Goal of the exercise :: Give every line again exactly as it appears, please, but not the pictures.

[Excerpt from a dataset]
# # # #

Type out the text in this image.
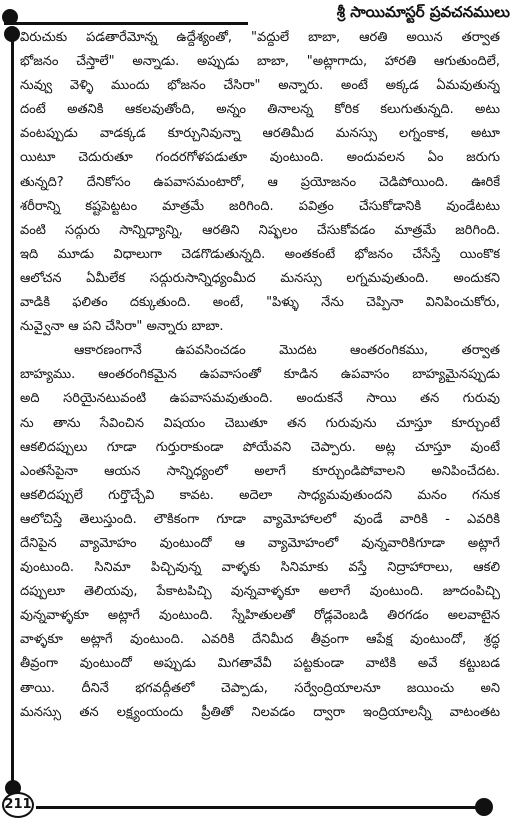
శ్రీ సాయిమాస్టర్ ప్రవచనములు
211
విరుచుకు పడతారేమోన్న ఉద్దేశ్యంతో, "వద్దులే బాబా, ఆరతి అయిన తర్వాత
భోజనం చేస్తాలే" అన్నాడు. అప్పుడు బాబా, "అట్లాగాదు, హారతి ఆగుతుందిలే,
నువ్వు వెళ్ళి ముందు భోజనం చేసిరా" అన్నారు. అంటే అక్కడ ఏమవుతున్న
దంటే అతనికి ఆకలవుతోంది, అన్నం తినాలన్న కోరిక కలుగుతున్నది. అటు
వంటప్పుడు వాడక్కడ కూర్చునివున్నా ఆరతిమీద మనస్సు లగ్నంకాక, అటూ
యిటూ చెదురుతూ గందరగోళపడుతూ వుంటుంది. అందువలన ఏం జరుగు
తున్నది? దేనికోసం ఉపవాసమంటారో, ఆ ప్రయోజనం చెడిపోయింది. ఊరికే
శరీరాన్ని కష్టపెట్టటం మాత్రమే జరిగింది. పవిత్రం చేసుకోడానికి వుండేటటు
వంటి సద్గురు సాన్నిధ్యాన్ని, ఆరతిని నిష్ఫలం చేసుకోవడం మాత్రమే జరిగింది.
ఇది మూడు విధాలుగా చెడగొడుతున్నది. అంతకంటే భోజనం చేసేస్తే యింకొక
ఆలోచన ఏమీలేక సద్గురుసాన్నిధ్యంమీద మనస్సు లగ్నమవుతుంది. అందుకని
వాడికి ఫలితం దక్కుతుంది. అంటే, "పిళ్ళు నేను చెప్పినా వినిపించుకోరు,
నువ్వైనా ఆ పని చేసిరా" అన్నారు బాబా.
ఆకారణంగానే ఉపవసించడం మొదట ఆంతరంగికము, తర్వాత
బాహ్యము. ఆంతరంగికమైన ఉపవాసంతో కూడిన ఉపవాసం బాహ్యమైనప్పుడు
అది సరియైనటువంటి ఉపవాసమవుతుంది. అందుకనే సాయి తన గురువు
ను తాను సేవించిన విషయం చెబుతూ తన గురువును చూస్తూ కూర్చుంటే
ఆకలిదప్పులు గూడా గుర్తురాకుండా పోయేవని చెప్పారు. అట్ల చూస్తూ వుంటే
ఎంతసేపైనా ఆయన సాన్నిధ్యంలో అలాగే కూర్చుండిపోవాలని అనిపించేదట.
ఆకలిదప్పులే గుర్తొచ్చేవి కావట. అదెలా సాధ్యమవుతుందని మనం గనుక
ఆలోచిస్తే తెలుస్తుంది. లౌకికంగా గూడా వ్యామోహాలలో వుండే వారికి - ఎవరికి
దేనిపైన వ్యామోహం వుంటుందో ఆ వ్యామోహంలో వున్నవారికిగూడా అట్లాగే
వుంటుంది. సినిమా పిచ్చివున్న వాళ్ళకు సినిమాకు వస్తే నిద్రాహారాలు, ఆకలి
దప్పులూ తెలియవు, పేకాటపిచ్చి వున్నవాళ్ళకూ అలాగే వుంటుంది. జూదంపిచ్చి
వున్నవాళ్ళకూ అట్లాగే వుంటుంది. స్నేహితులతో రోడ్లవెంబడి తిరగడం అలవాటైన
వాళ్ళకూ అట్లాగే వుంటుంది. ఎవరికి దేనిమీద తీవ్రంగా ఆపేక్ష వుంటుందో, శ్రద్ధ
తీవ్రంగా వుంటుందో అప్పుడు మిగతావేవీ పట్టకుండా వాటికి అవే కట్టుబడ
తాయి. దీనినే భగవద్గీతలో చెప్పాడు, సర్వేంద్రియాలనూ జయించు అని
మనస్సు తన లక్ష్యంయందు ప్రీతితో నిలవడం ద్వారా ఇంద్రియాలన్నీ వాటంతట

# # # #

Problem solution ::
Type out the text in this image.
శ్రీ సాయిమాస్టర్ ప్రవచనములు
211
విరుచుకు పడతారేమోన్న ఉద్దేశ్యంతో, "వద్దులే బాబా, ఆరతి అయిన తర్వాత
భోజనం చేస్తాలే" అన్నాడు. అప్పుడు బాబా, "అట్లాగాదు, హారతి ఆగుతుందిలే,
నువ్వు వెళ్ళి ముందు భోజనం చేసిరా" అన్నారు. అంటే అక్కడ ఏమవుతున్న
దంటే అతనికి ఆకలవుతోంది, అన్నం తినాలన్న కోరిక కలుగుతున్నది. అటు
వంటప్పుడు వాడక్కడ కూర్చునివున్నా ఆరతిమీద మనస్సు లగ్నంకాక, అటూ
యిటూ చెదురుతూ గందరగోళపడుతూ వుంటుంది. అందువలన ఏం జరుగు
తున్నది? దేనికోసం ఉపవాసమంటారో, ఆ ప్రయోజనం చెడిపోయింది. ఊరికే
శరీరాన్ని కష్టపెట్టటం మాత్రమే జరిగింది. పవిత్రం చేసుకోడానికి వుండేటటు
వంటి సద్గురు సాన్నిధ్యాన్ని, ఆరతిని నిష్ఫలం చేసుకోవడం మాత్రమే జరిగింది.
ఇది మూడు విధాలుగా చెడగొడుతున్నది. అంతకంటే భోజనం చేసేస్తే యింకొక
ఆలోచన ఏమీలేక సద్గురుసాన్నిధ్యంమీద మనస్సు లగ్నమవుతుంది. అందుకని
వాడికి ఫలితం దక్కుతుంది. అంటే, "పిళ్ళు నేను చెప్పినా వినిపించుకోరు,
నువ్వైనా ఆ పని చేసిరా" అన్నారు బాబా.
ఆకారణంగానే ఉపవసించడం మొదట ఆంతరంగికము, తర్వాత
బాహ్యము. ఆంతరంగికమైన ఉపవాసంతో కూడిన ఉపవాసం బాహ్యమైనప్పుడు
అది సరియైనటువంటి ఉపవాసమవుతుంది. అందుకనే సాయి తన గురువు
ను తాను సేవించిన విషయం చెబుతూ తన గురువును చూస్తూ కూర్చుంటే
ఆకలిదప్పులు గూడా గుర్తురాకుండా పోయేవని చెప్పారు. అట్ల చూస్తూ వుంటే
ఎంతసేపైనా ఆయన సాన్నిధ్యంలో అలాగే కూర్చుండిపోవాలని అనిపించేదట.
ఆకలిదప్పులే గుర్తొచ్చేవి కావట. అదెలా సాధ్యమవుతుందని మనం గనుక
ఆలోచిస్తే తెలుస్తుంది. లౌకికంగా గూడా వ్యామోహాలలో వుండే వారికి - ఎవరికి
దేనిపైన వ్యామోహం వుంటుందో ఆ వ్యామోహంలో వున్నవారికిగూడా అట్లాగే
వుంటుంది. సినిమా పిచ్చివున్న వాళ్ళకు సినిమాకు వస్తే నిద్రాహారాలు, ఆకలి
దప్పులూ తెలియవు, పేకాటపిచ్చి వున్నవాళ్ళకూ అలాగే వుంటుంది. జూదంపిచ్చి
వున్నవాళ్ళకూ అట్లాగే వుంటుంది. స్నేహితులతో రోడ్లవెంబడి తిరగడం అలవాటైన
వాళ్ళకూ అట్లాగే వుంటుంది. ఎవరికి దేనిమీద తీవ్రంగా ఆపేక్ష వుంటుందో, శ్రద్ధ
తీవ్రంగా వుంటుందో అప్పుడు మిగతావేవీ పట్టకుండా వాటికి అవే కట్టుబడ
తాయి. దీనినే భగవద్గీతలో చెప్పాడు, సర్వేంద్రియాలనూ జయించు అని
మనస్సు తన లక్ష్యంయందు ప్రీతితో నిలవడం ద్వారా ఇంద్రియాలన్నీ వాటంతట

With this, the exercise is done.